Tally up the lines where the string "chosen" appears; reply with the number only.

Data lines:
==========

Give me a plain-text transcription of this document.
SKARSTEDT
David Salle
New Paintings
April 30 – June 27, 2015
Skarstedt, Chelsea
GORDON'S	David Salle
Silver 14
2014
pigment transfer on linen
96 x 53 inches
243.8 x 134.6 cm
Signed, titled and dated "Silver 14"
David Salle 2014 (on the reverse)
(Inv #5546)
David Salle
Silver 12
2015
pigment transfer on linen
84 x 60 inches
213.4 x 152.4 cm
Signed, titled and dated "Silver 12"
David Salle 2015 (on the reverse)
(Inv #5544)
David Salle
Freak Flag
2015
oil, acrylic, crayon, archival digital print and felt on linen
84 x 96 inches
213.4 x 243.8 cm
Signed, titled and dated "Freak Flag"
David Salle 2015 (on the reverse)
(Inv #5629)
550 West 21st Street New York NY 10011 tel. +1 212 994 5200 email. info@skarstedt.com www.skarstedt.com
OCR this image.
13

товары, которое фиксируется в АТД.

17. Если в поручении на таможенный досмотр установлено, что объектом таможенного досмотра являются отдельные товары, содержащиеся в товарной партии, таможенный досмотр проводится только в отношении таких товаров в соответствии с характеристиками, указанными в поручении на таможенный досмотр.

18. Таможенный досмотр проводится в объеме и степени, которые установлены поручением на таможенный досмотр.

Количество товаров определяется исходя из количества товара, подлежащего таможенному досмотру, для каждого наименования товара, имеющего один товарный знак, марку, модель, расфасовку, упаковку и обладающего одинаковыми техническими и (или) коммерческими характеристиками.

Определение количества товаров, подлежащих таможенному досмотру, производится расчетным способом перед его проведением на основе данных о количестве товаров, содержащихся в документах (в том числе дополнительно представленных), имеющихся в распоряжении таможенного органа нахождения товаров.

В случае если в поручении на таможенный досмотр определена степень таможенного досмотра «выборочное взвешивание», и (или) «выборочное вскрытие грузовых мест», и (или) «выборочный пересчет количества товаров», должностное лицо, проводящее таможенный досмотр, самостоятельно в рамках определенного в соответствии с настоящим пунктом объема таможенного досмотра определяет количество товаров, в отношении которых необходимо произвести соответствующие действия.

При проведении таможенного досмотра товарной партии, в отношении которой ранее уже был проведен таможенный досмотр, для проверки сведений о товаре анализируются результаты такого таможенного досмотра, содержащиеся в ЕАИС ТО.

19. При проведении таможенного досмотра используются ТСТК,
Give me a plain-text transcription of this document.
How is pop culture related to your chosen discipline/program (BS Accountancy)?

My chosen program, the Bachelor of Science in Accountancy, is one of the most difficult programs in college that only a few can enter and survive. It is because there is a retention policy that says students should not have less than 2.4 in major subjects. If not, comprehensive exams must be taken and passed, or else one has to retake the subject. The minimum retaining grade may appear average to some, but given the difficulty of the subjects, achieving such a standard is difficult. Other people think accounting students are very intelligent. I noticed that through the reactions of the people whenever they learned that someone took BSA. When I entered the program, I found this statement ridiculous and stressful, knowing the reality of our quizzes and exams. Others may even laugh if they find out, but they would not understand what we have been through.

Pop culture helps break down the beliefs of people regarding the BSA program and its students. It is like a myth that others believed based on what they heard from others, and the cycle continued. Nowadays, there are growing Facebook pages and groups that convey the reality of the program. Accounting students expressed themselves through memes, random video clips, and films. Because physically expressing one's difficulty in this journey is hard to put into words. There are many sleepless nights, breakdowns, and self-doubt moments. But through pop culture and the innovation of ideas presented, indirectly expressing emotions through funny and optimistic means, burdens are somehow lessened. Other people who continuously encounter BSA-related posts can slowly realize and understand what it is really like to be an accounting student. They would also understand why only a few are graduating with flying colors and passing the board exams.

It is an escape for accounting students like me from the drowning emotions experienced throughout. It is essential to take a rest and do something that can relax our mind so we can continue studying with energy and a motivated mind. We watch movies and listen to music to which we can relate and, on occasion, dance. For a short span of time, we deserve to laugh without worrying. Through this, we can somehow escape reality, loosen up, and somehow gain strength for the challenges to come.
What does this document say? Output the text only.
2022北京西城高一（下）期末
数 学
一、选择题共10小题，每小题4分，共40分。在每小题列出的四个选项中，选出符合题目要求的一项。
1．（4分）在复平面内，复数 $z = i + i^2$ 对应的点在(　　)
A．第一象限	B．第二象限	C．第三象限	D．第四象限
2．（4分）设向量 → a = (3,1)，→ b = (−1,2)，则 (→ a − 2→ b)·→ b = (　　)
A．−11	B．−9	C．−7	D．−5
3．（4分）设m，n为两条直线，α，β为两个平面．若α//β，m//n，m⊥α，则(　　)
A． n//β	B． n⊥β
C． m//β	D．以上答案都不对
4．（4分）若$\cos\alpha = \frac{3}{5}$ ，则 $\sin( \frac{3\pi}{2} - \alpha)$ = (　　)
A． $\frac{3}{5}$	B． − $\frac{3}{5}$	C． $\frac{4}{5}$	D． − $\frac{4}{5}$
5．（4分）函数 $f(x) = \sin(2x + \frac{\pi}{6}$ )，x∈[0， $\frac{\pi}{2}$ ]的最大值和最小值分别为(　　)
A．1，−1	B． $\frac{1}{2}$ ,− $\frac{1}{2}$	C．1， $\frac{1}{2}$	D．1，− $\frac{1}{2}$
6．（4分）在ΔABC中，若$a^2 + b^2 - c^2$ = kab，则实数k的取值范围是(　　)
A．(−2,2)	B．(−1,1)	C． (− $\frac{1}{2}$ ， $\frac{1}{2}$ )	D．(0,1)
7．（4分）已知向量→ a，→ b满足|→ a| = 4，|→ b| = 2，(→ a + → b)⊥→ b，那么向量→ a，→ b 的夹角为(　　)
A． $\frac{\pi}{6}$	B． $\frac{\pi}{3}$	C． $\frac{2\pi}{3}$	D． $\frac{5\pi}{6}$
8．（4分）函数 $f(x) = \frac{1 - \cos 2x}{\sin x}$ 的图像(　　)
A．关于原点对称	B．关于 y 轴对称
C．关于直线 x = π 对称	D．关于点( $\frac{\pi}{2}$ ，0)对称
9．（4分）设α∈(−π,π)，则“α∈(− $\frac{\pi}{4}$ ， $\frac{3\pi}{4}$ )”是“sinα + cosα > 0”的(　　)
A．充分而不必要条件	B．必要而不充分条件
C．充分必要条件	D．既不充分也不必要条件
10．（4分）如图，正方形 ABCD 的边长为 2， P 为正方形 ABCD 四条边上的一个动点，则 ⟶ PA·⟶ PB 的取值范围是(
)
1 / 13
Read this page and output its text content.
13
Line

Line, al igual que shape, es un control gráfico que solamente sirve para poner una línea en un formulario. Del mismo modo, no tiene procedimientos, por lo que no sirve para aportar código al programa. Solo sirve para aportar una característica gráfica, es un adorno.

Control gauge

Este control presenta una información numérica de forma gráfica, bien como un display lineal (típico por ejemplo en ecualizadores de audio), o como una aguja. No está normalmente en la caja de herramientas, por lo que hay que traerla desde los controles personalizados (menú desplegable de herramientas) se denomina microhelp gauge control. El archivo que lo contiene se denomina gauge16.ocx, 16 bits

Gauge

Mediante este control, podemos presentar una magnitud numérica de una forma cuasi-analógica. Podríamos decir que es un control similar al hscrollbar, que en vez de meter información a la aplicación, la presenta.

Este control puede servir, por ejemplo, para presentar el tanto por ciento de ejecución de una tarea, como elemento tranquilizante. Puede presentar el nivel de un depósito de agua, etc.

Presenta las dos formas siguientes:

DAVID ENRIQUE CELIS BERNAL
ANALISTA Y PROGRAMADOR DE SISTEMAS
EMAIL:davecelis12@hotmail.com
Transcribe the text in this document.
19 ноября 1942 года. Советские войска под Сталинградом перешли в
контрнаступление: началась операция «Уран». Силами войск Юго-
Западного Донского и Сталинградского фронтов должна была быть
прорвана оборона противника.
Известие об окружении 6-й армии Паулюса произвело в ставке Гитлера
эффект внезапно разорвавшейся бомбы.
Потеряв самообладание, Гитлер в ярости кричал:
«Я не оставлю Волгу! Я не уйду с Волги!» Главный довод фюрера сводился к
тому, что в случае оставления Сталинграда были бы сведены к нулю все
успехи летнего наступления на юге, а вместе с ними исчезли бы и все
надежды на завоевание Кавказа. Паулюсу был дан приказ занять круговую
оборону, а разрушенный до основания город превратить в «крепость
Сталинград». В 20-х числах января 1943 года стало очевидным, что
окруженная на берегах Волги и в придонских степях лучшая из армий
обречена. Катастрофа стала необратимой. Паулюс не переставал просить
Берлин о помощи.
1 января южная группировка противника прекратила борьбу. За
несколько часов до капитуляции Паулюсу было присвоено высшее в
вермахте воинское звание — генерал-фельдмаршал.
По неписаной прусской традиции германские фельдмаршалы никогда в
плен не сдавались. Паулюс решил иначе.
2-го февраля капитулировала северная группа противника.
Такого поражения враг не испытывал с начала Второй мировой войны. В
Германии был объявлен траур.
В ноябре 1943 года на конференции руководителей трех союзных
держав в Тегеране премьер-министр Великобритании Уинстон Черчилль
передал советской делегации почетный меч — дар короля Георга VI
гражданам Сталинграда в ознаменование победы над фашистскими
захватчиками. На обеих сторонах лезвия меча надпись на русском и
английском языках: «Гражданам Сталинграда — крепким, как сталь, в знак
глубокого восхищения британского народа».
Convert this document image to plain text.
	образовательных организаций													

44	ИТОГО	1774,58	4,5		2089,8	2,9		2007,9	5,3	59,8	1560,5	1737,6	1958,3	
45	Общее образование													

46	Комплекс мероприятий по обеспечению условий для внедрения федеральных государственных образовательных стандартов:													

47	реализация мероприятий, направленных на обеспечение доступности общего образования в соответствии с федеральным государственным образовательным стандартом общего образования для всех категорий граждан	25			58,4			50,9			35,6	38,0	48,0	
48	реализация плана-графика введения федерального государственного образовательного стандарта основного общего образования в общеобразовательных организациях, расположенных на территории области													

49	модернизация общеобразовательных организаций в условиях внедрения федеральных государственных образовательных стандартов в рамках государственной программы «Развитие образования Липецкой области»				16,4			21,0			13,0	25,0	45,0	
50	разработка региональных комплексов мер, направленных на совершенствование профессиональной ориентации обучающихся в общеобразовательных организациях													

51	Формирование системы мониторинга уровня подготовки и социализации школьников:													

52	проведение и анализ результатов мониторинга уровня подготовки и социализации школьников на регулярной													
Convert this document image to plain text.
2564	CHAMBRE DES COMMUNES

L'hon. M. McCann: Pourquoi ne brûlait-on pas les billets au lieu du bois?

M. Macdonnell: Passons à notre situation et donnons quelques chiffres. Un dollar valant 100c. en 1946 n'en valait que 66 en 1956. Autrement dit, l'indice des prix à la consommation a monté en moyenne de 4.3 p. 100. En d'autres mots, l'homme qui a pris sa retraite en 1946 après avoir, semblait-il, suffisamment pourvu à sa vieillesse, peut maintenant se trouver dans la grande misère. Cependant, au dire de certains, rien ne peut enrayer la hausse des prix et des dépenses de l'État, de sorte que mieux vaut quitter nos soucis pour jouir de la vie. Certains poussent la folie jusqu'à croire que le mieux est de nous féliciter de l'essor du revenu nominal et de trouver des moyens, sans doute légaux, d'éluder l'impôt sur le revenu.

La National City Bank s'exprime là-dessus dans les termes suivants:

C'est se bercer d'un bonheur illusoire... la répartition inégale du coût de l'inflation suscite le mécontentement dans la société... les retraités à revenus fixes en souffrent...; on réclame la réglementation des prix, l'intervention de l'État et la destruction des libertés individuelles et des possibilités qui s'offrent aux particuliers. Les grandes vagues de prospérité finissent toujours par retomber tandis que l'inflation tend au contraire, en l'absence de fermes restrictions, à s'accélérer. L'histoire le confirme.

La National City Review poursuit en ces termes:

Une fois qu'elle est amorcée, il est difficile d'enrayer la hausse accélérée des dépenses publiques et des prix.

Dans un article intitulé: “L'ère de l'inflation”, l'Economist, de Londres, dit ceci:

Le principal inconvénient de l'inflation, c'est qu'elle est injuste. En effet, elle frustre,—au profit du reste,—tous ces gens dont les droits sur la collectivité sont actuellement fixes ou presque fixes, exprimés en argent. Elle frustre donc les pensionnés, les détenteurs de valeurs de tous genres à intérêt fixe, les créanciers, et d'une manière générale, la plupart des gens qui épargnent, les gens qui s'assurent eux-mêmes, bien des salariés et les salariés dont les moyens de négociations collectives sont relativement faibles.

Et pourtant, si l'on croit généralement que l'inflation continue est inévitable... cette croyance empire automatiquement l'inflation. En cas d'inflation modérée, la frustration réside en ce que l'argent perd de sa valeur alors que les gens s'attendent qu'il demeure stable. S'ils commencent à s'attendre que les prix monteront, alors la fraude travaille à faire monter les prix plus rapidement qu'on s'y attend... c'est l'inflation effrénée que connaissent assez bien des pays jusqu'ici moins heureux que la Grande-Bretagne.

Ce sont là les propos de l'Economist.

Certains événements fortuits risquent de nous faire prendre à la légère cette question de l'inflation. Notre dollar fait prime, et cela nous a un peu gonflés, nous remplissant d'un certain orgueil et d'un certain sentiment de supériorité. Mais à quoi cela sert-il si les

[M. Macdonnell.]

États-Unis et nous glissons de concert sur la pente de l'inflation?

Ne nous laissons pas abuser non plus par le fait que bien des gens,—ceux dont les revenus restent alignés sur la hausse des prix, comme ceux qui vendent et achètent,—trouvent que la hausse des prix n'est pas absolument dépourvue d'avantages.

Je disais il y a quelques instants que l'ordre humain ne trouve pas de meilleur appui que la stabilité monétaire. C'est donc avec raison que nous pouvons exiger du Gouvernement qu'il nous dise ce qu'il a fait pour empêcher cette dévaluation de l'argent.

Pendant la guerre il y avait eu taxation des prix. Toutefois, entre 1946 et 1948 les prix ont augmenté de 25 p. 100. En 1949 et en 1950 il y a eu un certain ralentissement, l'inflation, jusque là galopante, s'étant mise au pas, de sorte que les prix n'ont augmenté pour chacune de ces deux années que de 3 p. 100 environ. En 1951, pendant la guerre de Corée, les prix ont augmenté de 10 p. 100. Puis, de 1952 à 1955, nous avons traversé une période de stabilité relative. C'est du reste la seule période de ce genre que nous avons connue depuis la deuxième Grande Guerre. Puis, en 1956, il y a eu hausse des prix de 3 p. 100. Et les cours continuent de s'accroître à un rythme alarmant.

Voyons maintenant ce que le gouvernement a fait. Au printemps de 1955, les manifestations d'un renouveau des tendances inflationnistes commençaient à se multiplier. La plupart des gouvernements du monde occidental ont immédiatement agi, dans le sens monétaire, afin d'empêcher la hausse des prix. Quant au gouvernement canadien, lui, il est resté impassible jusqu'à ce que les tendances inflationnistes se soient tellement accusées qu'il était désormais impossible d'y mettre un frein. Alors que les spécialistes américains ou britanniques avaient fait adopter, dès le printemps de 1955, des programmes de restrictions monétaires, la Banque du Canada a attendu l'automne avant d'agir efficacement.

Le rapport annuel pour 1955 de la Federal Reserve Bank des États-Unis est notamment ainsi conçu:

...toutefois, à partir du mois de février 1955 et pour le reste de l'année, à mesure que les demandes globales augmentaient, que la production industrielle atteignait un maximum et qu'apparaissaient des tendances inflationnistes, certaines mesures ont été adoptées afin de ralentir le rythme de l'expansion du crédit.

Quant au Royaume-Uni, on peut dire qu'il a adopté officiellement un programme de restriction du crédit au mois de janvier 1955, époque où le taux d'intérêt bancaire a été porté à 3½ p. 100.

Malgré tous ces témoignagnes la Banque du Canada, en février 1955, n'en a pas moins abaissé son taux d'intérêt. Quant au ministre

==========

Result of the exercise: 2